Check every line for the word "soundhw" and give the number of lines where it occurs, nothing else.

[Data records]
^^^^^^^^
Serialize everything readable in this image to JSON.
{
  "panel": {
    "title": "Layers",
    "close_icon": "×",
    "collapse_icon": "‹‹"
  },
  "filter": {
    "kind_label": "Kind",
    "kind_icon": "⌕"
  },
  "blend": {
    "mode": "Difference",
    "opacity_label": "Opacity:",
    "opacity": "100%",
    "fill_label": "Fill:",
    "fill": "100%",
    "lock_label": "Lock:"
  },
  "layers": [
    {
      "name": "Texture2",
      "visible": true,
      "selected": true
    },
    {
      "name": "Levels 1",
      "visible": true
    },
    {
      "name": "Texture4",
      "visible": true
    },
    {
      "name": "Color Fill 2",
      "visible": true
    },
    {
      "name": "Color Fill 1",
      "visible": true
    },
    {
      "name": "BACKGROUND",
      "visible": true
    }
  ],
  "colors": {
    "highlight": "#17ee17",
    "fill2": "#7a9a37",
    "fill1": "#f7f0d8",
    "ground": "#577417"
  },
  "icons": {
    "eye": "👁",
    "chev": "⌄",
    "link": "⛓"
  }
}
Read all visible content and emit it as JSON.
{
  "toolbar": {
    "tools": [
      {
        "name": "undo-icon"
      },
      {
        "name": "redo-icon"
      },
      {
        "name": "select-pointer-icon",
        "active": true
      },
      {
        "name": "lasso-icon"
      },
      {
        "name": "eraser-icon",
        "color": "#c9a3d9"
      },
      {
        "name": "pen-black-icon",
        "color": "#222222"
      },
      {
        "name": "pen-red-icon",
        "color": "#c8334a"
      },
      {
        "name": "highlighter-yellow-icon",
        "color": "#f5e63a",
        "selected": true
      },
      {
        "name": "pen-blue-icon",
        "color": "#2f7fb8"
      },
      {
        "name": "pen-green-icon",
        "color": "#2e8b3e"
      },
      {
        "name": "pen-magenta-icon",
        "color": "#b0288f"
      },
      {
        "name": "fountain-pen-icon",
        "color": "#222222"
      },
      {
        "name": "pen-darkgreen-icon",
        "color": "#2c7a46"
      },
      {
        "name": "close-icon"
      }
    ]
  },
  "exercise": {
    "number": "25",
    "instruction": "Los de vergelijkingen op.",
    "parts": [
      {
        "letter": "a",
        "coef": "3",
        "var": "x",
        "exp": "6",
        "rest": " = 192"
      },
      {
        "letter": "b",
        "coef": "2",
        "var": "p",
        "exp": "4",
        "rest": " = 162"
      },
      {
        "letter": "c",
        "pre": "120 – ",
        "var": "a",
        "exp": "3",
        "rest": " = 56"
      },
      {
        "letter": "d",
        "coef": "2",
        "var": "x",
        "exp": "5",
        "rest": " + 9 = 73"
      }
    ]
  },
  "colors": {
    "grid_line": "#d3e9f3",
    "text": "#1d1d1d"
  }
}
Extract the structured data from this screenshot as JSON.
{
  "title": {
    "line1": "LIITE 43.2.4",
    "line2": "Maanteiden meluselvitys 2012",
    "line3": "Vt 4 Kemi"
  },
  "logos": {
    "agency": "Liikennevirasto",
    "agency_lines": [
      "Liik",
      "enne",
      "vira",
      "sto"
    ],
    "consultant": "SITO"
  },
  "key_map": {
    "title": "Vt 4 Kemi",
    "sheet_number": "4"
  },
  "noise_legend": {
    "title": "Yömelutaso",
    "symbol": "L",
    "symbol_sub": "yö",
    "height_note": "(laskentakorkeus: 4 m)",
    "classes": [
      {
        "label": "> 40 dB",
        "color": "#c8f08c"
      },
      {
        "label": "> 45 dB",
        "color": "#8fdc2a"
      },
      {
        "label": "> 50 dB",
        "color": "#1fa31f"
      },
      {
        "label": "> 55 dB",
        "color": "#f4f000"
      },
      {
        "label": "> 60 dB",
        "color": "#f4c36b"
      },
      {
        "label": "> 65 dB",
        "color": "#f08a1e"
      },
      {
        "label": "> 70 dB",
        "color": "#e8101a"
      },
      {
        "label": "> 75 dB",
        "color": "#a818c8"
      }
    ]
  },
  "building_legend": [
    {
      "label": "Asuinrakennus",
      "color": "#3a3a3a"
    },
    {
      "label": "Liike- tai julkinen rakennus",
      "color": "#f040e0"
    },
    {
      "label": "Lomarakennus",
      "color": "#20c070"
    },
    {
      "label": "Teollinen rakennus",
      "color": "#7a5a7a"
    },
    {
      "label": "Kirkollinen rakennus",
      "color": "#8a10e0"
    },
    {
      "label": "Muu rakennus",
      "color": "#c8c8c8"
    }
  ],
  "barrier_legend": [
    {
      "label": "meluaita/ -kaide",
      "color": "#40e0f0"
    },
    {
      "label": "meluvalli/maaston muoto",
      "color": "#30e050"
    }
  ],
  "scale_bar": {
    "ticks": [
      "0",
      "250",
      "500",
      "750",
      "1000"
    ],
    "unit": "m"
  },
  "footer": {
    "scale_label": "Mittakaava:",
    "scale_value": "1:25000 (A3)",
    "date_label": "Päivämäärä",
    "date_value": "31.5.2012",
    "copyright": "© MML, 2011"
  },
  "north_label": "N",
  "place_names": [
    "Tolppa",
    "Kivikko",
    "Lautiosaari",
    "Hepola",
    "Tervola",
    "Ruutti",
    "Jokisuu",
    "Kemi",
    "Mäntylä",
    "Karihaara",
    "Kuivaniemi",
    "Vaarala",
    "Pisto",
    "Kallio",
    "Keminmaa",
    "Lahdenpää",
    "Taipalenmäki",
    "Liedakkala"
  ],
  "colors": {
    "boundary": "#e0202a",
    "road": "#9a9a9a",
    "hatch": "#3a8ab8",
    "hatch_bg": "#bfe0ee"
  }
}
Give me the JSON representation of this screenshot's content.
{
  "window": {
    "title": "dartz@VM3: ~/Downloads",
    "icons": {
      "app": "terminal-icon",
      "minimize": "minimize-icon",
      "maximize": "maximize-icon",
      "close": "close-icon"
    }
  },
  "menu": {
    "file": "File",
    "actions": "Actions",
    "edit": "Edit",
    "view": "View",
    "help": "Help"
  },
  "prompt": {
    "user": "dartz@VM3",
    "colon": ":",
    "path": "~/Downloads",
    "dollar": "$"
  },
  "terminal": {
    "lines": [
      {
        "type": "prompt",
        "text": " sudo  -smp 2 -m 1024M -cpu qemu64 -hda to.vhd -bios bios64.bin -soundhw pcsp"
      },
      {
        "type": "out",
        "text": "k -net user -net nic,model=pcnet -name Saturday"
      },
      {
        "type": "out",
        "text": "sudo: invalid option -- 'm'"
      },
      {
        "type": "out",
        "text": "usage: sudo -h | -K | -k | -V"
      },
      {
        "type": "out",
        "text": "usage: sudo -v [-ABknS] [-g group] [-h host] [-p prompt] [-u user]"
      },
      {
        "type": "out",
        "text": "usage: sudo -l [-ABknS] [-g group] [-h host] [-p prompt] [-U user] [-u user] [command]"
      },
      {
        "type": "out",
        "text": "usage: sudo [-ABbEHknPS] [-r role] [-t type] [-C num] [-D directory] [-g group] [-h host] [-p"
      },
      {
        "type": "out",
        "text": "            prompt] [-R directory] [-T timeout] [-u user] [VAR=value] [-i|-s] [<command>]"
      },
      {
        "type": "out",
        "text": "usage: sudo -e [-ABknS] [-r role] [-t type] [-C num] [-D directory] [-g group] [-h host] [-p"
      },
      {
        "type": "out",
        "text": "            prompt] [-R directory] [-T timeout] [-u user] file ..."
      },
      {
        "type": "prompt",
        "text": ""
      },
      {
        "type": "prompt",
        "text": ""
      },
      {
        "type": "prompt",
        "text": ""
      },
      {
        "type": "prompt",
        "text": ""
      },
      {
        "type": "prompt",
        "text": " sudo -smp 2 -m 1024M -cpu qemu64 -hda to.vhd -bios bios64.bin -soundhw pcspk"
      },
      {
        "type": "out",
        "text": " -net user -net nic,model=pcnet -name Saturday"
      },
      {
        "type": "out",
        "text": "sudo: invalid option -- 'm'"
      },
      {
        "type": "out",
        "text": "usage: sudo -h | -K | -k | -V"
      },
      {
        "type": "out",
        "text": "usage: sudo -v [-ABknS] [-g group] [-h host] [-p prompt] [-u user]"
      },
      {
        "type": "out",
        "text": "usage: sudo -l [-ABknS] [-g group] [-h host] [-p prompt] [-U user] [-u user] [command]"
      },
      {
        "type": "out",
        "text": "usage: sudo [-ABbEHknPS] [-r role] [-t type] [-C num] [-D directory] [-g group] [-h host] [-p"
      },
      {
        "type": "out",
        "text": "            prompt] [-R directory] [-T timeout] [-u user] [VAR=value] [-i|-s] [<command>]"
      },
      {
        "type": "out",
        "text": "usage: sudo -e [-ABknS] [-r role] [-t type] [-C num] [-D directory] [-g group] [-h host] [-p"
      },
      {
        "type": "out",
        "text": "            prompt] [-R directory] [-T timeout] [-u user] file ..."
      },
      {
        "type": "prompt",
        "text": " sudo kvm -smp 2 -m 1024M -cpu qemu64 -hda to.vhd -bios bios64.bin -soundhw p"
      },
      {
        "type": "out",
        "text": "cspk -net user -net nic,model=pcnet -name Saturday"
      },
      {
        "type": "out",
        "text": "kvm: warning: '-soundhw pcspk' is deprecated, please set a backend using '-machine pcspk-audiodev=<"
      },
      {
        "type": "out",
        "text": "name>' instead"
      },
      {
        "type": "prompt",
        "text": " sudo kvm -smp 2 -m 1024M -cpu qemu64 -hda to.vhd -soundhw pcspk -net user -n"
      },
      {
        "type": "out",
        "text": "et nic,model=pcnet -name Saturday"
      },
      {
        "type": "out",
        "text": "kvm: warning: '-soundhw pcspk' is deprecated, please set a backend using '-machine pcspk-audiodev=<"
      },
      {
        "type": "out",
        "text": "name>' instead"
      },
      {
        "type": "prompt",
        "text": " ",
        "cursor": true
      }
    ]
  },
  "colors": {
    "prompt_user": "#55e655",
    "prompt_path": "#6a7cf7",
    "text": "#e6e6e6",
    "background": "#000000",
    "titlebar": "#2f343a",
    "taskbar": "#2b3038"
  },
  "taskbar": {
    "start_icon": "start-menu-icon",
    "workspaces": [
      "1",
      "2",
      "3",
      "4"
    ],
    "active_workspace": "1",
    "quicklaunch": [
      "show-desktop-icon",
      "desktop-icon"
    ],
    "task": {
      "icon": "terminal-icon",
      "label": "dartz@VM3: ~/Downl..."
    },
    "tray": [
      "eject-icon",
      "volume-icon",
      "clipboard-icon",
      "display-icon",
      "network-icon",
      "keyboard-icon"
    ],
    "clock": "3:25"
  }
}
^^^^^^^^
■ Response to this exercise: 6